-- BEGIN --
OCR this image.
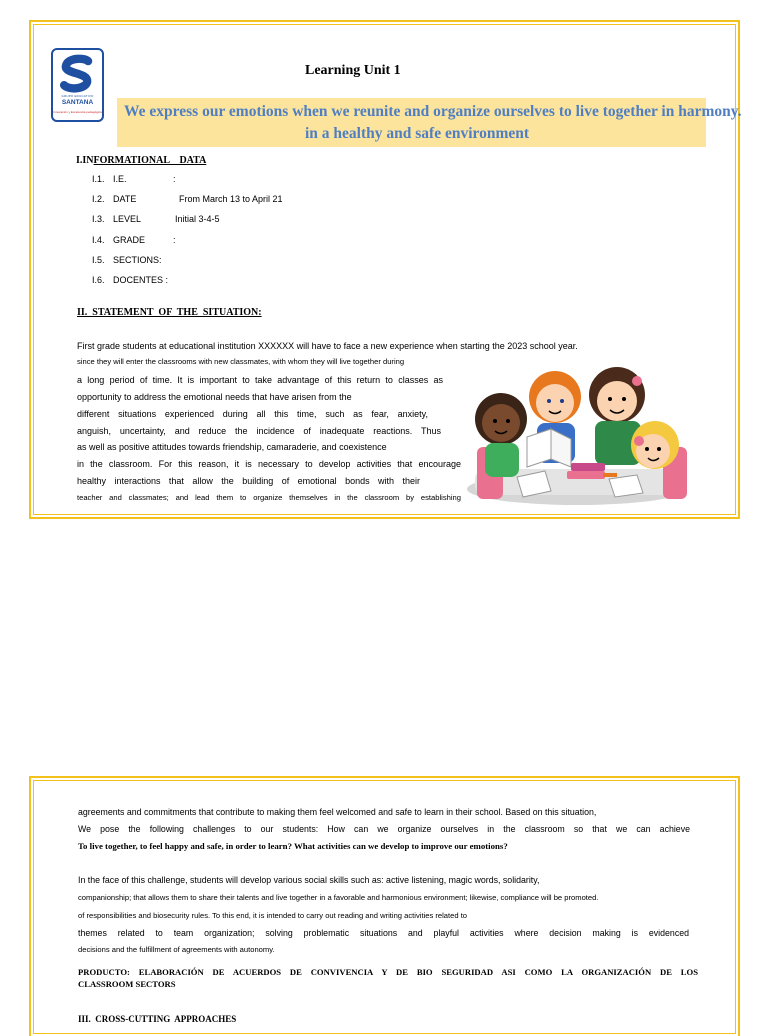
GRUPO EDUCATIVO
SANTANA
Innovación y Excelencia pedagógica
Learning Unit 1
We express our emotions when we reunite and organize ourselves to live together in harmony.
in a healthy and safe environment
I.INFORMATIONAL    DATA
I.1. I.E.	:
I.2. DATE	From March 13 to April 21
I.3. LEVEL	Initial 3-4-5
I.4. GRADE	:
I.5. SECTIONS:
I.6. DOCENTES :
II.  STATEMENT  OF  THE  SITUATION:
First grade students at educational institution XXXXXX will have to face a new experience when starting the 2023 school year.
since they will enter the classrooms with new classmates, with whom they will live together during
a long period of time. It is important to take advantage of this return to classes as
opportunity to address the emotional needs that have arisen from the
different situations experienced during all this time, such as fear, anxiety,
anguish, uncertainty, and reduce the incidence of inadequate reactions. Thus
as well as positive attitudes towards friendship, camaraderie, and coexistence
in the classroom. For this reason, it is necessary to develop activities that encourage
healthy interactions that allow the building of emotional bonds with their
teacher and classmates; and lead them to organize themselves in the classroom by establishing
agreements and commitments that contribute to making them feel welcomed and safe to learn in their school. Based on this situation,
We pose the following challenges to our students: How can we organize ourselves in the classroom so that we can achieve
To live together, to feel happy and safe, in order to learn? What activities can we develop to improve our emotions?
In the face of this challenge, students will develop various social skills such as: active listening, magic words, solidarity,
companionship; that allows them to share their talents and live together in a favorable and harmonious environment; likewise, compliance will be promoted.
of responsibilities and biosecurity rules. To this end, it is intended to carry out reading and writing activities related to
themes related to team organization; solving problematic situations and playful activities where decision making is evidenced
decisions and the fulfillment of agreements with autonomy.
PRODUCTO: ELABORACIÓN DE ACUERDOS DE CONVIVENCIA Y DE BIO SEGURIDAD ASI COMO LA ORGANIZACIÓN DE LOS
CLASSROOM SECTORS
III.  CROSS-CUTTING  APPROACHES
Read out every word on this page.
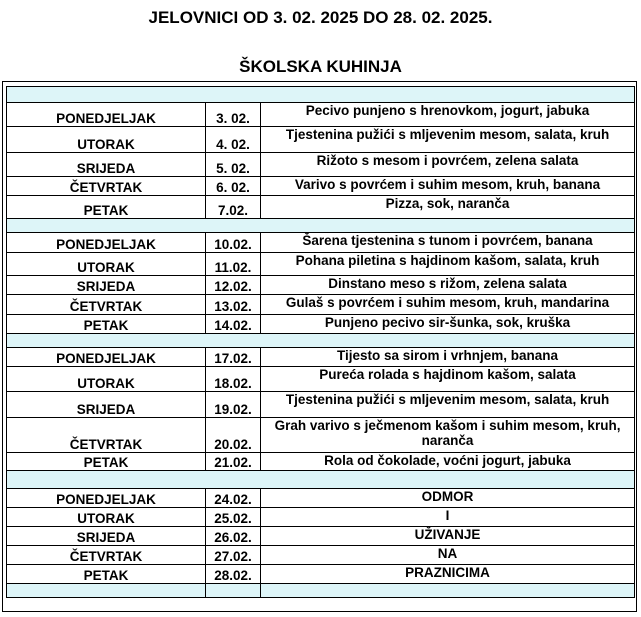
JELOVNICI OD 3. 02. 2025 DO 28. 02. 2025.
ŠKOLSKA KUHINJA

PONEDJELJAK	3. 02.	Pecivo punjeno s hrenovkom, jogurt, jabuka
UTORAK	4. 02.	Tjestenina pužići s mljevenim mesom, salata, kruh
SRIJEDA	5. 02.	Rižoto s mesom i povrćem, zelena salata
ČETVRTAK	6. 02.	Varivo s povrćem i suhim mesom, kruh, banana
PETAK	7.02.	Pizza, sok, naranča

PONEDJELJAK	10.02.	Šarena tjestenina s tunom i povrćem, banana
UTORAK	11.02.	Pohana piletina s hajdinom kašom, salata, kruh
SRIJEDA	12.02.	Dinstano meso s rižom, zelena salata
ČETVRTAK	13.02.	Gulaš s povrćem i suhim mesom, kruh, mandarina
PETAK	14.02.	Punjeno pecivo sir-šunka, sok, kruška

PONEDJELJAK	17.02.	Tijesto sa sirom i vrhnjem, banana
UTORAK	18.02.	Pureća rolada s hajdinom kašom, salata
SRIJEDA	19.02.	Tjestenina pužići s mljevenim mesom, salata, kruh
ČETVRTAK	20.02.	Grah varivo s ječmenom kašom i suhim mesom, kruh, naranča
PETAK	21.02.	Rola od čokolade, voćni jogurt, jabuka

PONEDJELJAK	24.02.	ODMOR
UTORAK	25.02.	I
SRIJEDA	26.02.	UŽIVANJE
ČETVRTAK	27.02.	NA
PETAK	28.02.	PRAZNICIMA
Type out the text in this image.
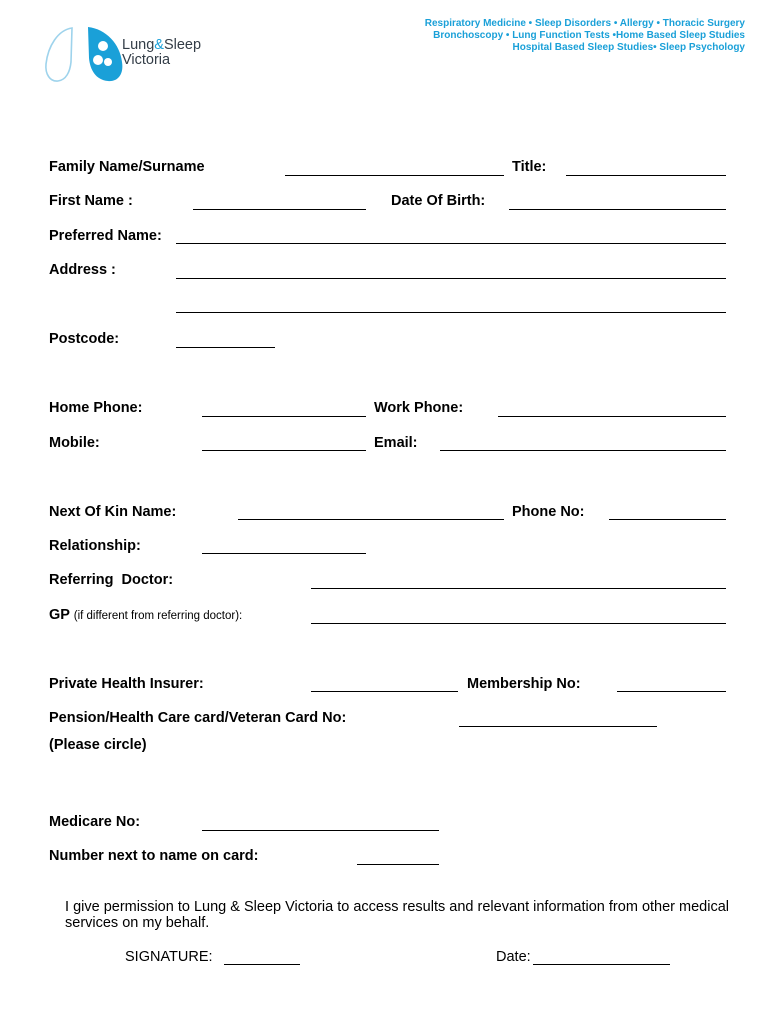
Lung&Sleep
Victoria
Respiratory Medicine • Sleep Disorders • Allergy • Thoracic Surgery
Bronchoscopy • Lung Function Tests •Home Based Sleep Studies
Hospital Based Sleep Studies• Sleep Psychology
Family Name/Surname	Title:
First Name :	Date Of Birth:
Preferred Name:
Address :
Postcode:
Home Phone:	Work Phone:
Mobile:	Email:
Next Of Kin Name:	Phone No:
Relationship:
Referring  Doctor:
GP (if different from referring doctor):
Private Health Insurer:	Membership No:
Pension/Health Care card/Veteran Card No:
(Please circle)
Medicare No:
Number next to name on card:
I give permission to Lung & Sleep Victoria to access results and relevant information from other medical services on my behalf.
SIGNATURE:	Date:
-- END --
__PROMPT__.
All lines above containing the string "hajdinom" are to be collected.

__ANSWER TO THE TASK__.
UTORAK	11.02.	Pohana piletina s hajdinom kašom, salata, kruh
UTORAK	18.02.	Pureća rolada s hajdinom kašom, salata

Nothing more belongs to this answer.